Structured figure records
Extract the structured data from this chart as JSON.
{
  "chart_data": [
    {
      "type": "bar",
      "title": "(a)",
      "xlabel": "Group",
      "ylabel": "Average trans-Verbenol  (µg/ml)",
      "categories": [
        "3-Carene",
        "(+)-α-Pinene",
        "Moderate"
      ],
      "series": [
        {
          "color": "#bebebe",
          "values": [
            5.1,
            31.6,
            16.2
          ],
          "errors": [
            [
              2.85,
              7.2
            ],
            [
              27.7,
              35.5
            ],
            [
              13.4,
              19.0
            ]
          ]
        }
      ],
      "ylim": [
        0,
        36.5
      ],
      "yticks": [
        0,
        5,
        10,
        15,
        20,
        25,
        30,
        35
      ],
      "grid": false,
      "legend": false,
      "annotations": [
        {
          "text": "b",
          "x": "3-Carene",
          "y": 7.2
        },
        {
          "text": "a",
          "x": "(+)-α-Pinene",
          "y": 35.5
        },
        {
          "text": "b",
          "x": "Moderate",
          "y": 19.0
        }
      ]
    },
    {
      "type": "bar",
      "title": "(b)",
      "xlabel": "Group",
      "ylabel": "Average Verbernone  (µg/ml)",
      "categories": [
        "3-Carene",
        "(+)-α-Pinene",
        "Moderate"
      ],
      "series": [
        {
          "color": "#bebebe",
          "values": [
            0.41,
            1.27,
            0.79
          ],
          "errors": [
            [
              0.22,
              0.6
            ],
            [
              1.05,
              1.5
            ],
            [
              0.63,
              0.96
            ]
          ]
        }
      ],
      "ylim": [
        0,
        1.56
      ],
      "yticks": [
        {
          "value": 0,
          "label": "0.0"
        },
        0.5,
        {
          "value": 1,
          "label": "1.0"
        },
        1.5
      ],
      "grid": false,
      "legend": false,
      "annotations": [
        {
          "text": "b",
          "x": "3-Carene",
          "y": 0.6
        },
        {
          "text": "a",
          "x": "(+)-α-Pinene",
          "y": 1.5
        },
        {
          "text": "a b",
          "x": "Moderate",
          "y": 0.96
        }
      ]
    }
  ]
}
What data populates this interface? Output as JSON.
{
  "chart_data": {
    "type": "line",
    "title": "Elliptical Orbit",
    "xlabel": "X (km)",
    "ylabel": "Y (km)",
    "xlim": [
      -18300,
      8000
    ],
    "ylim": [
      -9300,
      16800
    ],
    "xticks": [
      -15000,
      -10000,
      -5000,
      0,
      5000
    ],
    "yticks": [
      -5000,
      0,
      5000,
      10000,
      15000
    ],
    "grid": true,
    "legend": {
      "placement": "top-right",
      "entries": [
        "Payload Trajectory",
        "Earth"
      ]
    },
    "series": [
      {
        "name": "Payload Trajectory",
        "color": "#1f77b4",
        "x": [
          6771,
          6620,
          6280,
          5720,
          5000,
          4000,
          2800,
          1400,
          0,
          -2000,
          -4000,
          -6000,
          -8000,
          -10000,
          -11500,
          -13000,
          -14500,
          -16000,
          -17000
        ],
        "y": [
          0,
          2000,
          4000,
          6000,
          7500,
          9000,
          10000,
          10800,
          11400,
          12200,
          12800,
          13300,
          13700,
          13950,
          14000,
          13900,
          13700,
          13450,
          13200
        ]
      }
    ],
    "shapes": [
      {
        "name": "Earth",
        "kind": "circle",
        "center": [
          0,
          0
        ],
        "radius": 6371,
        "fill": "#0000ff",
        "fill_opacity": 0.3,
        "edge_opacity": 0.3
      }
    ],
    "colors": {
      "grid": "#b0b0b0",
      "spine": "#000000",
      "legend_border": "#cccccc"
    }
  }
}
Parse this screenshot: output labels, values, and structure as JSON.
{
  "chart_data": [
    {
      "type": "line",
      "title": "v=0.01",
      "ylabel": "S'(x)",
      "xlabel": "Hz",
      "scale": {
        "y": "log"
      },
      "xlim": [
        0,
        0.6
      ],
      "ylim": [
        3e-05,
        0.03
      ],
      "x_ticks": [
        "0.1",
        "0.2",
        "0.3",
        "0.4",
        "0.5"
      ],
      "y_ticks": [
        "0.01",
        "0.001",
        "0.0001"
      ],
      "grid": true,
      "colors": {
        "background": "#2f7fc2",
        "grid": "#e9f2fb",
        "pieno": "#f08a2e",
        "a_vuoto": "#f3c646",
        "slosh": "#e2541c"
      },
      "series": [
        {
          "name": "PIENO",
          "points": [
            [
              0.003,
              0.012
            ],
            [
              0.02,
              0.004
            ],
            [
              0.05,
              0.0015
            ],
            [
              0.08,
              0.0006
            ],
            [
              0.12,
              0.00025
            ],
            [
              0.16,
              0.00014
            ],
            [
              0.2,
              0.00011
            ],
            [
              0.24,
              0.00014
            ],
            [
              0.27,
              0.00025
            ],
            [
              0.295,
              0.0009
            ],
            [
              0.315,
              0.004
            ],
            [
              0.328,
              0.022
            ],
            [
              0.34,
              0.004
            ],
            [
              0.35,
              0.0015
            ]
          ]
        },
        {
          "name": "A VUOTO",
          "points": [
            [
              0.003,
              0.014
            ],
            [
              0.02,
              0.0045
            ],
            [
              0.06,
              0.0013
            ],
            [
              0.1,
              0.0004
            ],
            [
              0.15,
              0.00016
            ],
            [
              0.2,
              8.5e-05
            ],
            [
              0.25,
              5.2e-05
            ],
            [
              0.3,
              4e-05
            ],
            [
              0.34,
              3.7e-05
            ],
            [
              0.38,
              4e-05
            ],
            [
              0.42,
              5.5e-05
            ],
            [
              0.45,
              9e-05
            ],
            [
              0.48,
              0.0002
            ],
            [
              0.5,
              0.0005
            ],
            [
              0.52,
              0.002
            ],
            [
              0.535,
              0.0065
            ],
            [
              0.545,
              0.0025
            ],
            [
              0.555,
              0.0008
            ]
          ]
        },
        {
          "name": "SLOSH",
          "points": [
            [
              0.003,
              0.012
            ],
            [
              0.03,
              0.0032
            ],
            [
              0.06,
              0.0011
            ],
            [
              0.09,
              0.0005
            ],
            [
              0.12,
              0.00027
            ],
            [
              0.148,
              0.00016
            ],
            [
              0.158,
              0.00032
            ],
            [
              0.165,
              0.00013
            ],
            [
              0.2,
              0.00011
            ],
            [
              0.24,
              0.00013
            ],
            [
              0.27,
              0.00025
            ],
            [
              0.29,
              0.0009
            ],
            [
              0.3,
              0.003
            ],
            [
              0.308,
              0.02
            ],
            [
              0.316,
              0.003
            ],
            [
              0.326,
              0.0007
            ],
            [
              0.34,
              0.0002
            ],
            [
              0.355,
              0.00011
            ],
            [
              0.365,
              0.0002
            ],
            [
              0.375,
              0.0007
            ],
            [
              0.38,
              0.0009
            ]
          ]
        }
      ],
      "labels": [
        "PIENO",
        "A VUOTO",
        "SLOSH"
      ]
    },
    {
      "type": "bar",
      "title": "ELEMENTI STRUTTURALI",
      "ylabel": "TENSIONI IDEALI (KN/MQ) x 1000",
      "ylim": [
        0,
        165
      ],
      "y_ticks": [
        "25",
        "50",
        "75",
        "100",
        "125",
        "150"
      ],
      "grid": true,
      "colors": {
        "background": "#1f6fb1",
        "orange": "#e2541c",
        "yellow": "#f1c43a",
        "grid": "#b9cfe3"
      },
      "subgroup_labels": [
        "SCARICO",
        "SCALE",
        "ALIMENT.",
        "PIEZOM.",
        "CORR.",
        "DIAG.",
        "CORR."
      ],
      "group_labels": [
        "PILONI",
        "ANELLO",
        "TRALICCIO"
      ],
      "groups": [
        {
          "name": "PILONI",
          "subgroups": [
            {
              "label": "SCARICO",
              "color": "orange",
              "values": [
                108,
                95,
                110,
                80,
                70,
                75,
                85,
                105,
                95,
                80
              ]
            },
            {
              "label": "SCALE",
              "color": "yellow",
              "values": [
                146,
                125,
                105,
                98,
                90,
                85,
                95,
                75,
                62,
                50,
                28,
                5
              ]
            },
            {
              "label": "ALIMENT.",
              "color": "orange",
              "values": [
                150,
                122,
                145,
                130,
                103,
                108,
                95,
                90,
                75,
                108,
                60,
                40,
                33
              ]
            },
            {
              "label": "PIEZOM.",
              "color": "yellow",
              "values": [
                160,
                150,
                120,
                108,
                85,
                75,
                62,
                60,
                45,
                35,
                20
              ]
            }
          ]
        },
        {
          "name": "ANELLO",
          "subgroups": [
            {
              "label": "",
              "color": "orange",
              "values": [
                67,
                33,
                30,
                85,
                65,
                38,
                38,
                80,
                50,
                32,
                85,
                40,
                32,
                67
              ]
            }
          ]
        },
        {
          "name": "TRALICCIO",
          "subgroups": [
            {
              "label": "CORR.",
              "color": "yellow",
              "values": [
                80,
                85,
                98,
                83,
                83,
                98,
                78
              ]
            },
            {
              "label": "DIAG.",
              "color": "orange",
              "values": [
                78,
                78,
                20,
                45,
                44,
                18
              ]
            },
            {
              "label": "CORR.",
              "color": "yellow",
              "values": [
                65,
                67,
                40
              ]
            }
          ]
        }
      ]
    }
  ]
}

▶ Brief:
Return each line with "grid".

▶ Solution:
      "grid": false,
      "grid": false,
    "grid": true,
      "grid": "#b0b0b0",
      "grid": true,
        "grid": "#e9f2fb",
      "grid": true,
        "grid": "#b9cfe3"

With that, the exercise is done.